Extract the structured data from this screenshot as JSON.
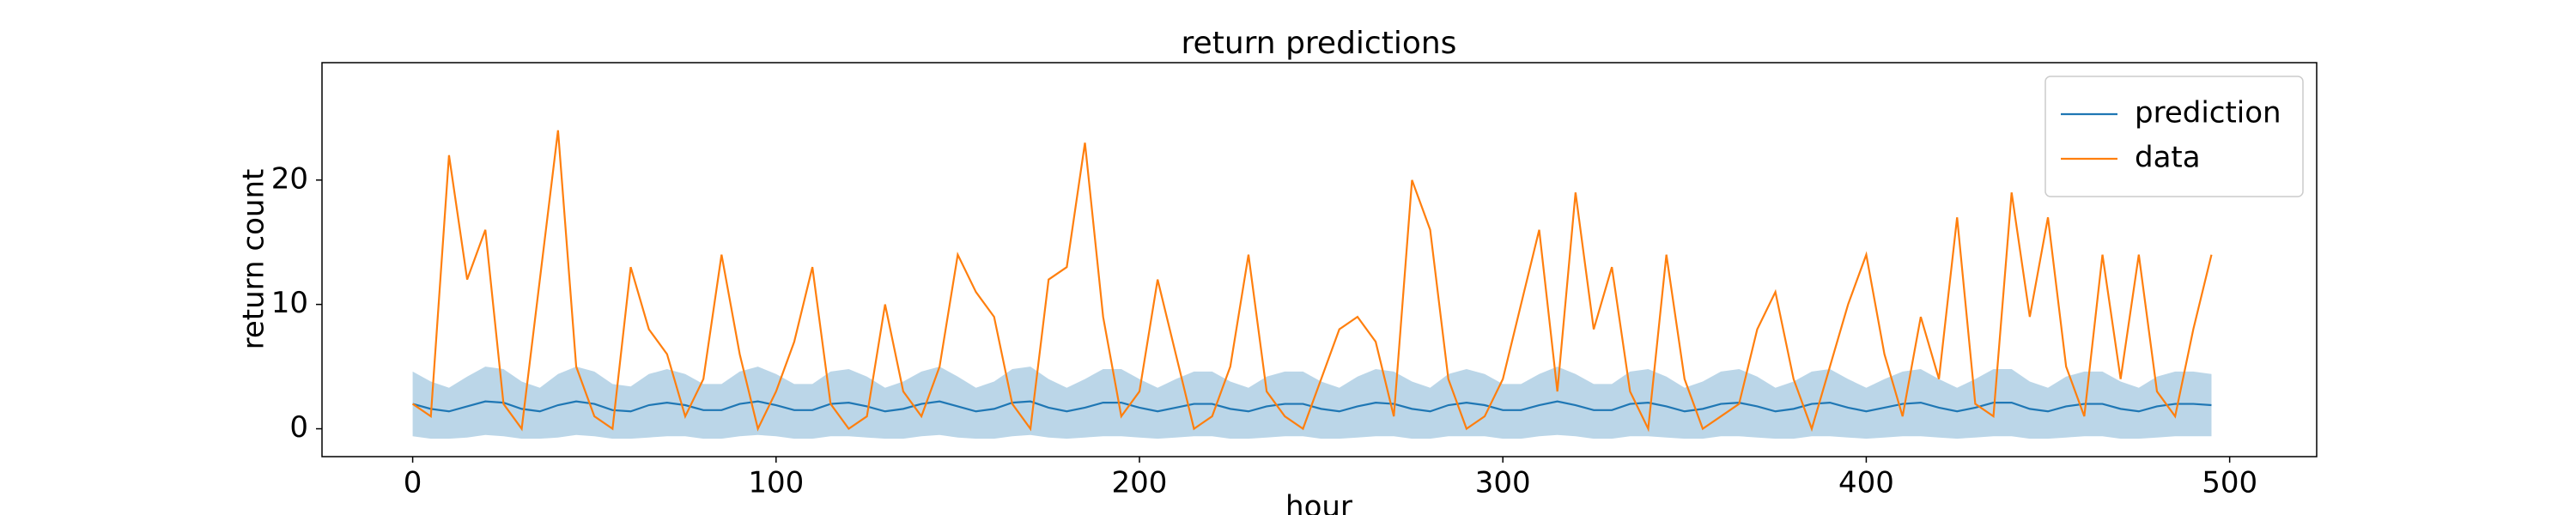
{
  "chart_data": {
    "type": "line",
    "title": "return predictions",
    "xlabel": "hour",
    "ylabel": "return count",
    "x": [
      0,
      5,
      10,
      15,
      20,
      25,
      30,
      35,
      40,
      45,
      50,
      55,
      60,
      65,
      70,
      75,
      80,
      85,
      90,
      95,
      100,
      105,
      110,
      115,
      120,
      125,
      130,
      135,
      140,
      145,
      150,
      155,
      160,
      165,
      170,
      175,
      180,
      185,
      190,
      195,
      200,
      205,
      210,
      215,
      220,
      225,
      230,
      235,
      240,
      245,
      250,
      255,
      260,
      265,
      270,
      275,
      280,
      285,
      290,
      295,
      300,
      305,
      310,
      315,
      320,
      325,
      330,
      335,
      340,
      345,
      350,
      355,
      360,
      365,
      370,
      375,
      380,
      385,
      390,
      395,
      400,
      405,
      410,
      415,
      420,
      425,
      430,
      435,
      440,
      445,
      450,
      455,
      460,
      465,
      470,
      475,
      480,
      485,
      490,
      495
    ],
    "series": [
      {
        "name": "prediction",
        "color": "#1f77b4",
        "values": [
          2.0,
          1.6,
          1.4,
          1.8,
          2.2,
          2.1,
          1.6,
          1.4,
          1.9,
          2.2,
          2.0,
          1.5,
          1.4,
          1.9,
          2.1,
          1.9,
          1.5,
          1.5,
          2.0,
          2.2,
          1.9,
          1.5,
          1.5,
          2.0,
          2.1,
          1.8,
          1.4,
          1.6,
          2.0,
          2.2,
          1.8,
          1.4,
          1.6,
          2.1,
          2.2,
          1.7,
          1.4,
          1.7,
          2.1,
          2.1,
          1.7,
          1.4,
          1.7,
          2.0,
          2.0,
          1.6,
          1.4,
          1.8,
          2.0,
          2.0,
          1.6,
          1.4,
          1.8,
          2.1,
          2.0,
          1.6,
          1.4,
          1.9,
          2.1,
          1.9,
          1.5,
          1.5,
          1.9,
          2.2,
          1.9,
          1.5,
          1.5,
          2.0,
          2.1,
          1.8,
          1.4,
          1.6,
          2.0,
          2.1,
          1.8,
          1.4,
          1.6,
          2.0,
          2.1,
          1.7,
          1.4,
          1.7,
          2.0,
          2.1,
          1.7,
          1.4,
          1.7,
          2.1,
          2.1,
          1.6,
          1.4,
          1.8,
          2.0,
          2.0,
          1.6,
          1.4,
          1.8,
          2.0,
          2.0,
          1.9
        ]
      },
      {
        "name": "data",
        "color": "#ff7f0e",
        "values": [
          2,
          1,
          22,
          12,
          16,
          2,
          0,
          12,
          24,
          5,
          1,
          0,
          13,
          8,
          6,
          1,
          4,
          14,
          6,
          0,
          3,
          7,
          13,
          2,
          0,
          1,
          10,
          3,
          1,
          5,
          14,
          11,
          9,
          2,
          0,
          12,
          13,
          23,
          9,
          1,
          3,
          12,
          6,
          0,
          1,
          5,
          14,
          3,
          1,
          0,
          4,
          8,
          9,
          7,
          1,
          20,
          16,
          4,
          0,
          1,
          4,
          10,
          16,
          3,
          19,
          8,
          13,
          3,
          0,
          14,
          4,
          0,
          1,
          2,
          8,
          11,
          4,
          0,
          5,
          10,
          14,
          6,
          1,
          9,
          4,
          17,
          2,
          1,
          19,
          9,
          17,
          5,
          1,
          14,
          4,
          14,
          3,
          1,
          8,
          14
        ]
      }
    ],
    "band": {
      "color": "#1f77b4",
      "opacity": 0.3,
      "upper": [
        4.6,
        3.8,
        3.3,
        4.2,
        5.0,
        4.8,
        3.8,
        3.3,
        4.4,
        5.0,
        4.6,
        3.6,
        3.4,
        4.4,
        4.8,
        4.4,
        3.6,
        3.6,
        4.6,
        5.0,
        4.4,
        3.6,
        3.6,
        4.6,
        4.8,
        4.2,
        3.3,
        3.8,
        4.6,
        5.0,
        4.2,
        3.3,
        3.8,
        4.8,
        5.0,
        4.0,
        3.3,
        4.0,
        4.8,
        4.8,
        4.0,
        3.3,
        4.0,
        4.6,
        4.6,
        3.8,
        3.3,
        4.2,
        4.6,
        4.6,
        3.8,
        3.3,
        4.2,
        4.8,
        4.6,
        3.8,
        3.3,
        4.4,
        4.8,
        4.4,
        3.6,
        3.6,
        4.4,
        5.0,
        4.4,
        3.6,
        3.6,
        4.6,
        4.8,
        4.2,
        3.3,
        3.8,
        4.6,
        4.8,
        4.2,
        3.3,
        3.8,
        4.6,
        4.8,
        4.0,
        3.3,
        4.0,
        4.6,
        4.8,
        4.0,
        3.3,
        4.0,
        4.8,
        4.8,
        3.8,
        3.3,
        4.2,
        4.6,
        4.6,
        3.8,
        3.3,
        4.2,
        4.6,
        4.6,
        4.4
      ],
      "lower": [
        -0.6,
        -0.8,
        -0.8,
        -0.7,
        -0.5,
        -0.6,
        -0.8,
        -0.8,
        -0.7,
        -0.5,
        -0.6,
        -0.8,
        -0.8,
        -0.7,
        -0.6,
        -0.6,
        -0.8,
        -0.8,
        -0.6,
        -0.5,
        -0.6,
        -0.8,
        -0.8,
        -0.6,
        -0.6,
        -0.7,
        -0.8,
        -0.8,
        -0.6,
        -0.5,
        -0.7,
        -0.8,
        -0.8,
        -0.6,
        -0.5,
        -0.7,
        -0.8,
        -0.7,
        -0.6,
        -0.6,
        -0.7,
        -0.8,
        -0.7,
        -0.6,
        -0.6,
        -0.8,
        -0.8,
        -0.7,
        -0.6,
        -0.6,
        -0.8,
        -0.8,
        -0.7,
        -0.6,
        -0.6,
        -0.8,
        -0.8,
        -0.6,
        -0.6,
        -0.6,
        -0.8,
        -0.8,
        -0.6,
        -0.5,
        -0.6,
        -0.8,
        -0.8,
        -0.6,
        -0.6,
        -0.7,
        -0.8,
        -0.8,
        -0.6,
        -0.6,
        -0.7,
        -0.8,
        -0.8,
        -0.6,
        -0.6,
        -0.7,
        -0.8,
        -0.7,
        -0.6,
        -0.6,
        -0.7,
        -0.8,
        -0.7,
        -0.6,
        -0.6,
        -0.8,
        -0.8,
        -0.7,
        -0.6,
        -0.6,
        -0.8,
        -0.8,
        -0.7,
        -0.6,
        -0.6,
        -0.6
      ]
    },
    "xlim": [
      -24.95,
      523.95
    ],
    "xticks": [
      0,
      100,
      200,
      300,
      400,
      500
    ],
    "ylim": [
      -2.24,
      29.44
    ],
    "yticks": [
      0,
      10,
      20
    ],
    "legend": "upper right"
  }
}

--- --- ---

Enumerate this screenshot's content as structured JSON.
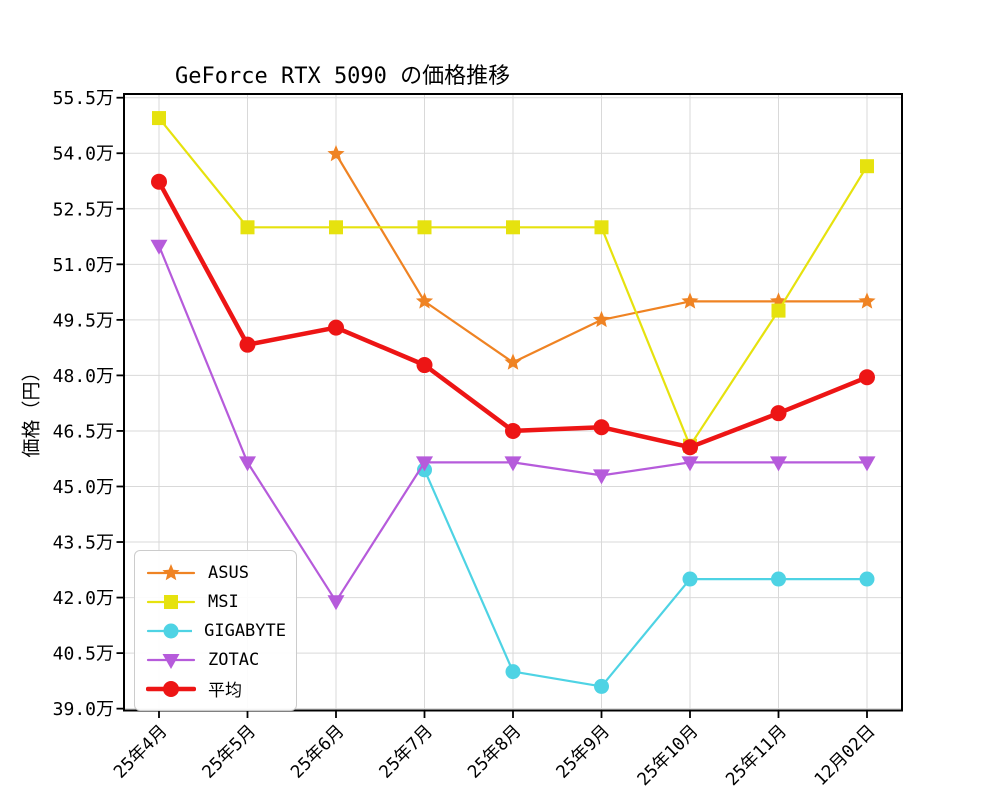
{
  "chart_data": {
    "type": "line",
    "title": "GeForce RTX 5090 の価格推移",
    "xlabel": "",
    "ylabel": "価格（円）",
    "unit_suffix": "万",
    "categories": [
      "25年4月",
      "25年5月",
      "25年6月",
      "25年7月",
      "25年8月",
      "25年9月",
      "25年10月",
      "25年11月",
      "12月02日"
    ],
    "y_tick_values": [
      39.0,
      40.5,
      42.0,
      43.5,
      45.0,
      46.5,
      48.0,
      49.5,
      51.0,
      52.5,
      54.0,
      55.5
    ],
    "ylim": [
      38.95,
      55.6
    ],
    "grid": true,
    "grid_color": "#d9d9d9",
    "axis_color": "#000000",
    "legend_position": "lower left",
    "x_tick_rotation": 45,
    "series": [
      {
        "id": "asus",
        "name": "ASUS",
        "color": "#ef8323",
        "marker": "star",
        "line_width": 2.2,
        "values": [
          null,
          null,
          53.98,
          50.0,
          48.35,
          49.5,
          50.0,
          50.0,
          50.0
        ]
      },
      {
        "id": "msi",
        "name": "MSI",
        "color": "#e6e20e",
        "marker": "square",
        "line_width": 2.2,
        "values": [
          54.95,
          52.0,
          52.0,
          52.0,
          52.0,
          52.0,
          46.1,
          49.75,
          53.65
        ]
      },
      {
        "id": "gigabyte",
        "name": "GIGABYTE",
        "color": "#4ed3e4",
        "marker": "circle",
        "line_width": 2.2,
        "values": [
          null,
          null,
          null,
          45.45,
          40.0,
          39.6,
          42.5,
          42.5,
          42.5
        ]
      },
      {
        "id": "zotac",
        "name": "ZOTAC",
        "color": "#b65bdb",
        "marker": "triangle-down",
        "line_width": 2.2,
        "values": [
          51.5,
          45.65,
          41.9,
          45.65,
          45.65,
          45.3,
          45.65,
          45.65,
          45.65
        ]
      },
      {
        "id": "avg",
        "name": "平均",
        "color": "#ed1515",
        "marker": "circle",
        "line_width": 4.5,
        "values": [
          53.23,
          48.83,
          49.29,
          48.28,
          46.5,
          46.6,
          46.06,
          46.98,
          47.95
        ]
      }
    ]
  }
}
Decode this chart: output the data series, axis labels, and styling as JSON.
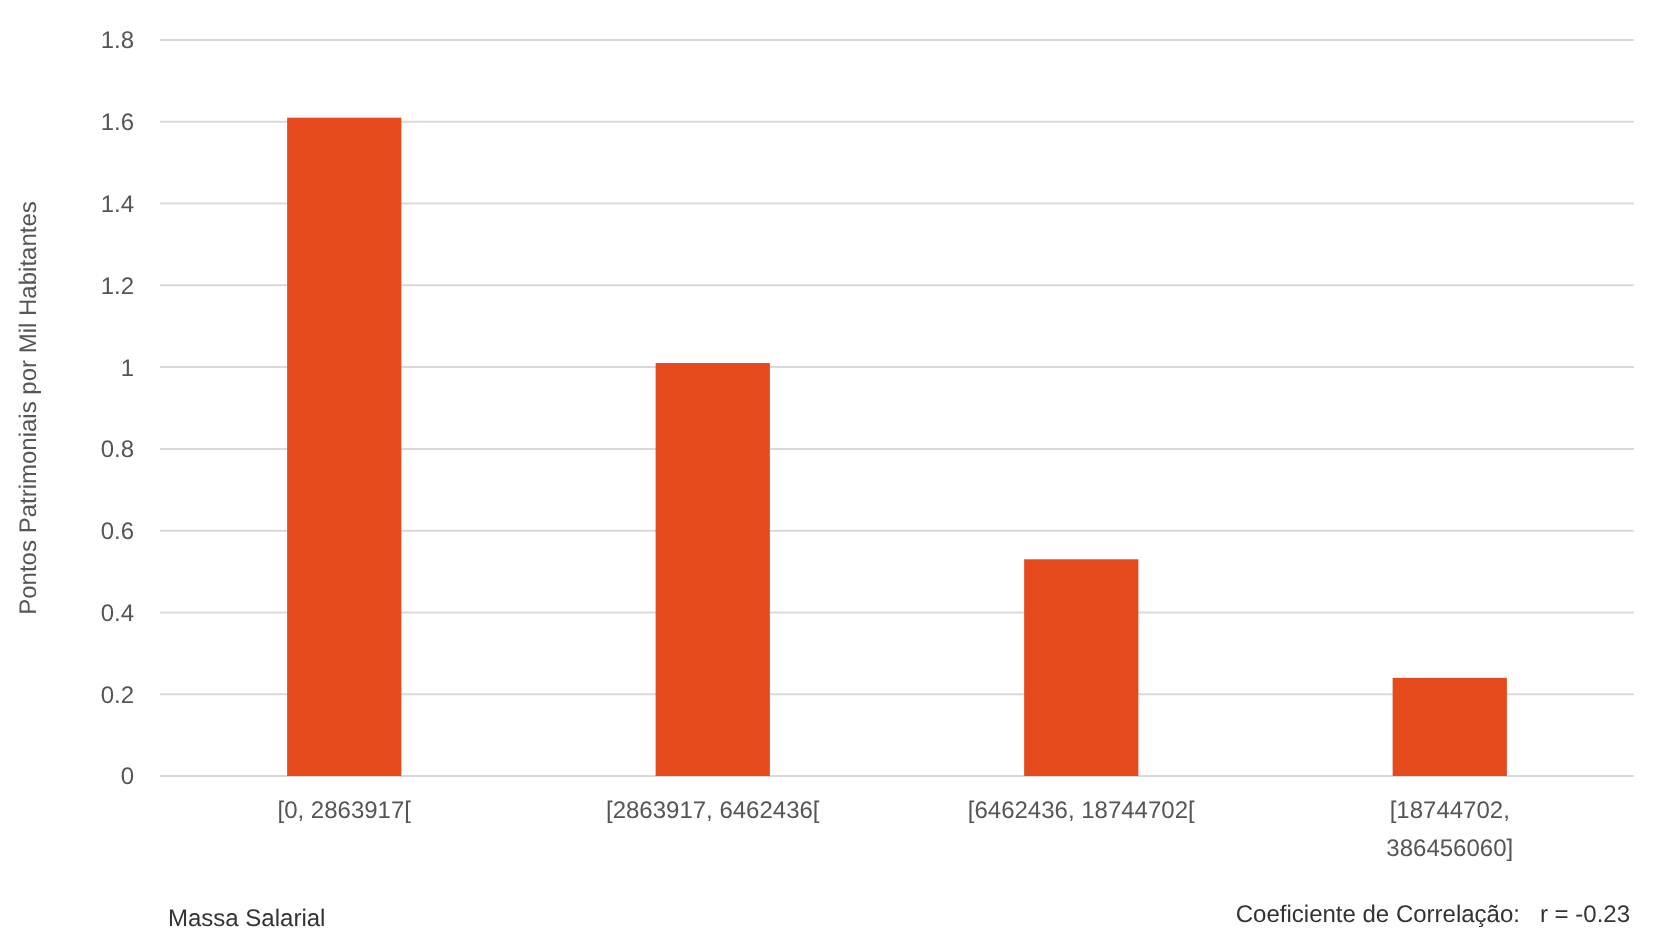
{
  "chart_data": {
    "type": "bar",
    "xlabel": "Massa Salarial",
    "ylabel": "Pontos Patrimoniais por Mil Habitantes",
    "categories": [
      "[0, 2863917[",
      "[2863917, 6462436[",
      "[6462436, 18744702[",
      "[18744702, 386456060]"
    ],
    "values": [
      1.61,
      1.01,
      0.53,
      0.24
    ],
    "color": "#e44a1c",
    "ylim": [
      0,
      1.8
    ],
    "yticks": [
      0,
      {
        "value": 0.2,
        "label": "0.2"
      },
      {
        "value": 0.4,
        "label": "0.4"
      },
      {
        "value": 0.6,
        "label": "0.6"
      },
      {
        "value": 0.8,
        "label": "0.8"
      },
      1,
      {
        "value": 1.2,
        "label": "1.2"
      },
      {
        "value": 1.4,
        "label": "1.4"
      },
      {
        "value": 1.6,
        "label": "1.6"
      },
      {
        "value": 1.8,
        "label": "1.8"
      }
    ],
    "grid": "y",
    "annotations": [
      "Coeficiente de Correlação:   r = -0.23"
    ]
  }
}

--- --- ---

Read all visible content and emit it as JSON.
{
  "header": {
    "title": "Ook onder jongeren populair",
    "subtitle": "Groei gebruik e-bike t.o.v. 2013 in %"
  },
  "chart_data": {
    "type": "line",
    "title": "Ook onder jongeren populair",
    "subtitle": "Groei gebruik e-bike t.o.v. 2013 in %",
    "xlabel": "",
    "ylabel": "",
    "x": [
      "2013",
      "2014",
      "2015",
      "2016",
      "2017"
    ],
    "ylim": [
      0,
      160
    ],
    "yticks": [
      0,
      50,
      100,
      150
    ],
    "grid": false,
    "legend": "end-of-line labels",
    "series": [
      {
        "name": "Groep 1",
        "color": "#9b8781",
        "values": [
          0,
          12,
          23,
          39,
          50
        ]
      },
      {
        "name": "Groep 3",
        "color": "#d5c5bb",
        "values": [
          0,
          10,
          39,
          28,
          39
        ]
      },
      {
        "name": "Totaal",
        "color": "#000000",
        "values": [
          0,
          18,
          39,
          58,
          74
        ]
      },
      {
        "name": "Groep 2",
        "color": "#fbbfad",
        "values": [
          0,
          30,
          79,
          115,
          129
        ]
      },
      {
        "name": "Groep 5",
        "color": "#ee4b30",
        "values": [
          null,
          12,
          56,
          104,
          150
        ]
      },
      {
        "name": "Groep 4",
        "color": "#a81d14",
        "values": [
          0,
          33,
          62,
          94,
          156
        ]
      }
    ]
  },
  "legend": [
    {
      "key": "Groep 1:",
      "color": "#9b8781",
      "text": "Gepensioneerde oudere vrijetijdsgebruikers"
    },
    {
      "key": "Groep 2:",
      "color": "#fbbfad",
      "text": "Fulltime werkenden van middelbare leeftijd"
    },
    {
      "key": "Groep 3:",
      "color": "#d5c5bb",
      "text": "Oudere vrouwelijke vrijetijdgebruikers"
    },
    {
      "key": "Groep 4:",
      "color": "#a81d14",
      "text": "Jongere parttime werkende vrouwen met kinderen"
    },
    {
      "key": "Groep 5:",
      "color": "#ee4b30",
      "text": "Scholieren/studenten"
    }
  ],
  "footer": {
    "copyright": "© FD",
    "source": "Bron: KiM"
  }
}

--- --- ---

### GOAL
Report how many lines contain "Groei". Give nothing but the number.

### SOLUTION TO THE PROBLEM
2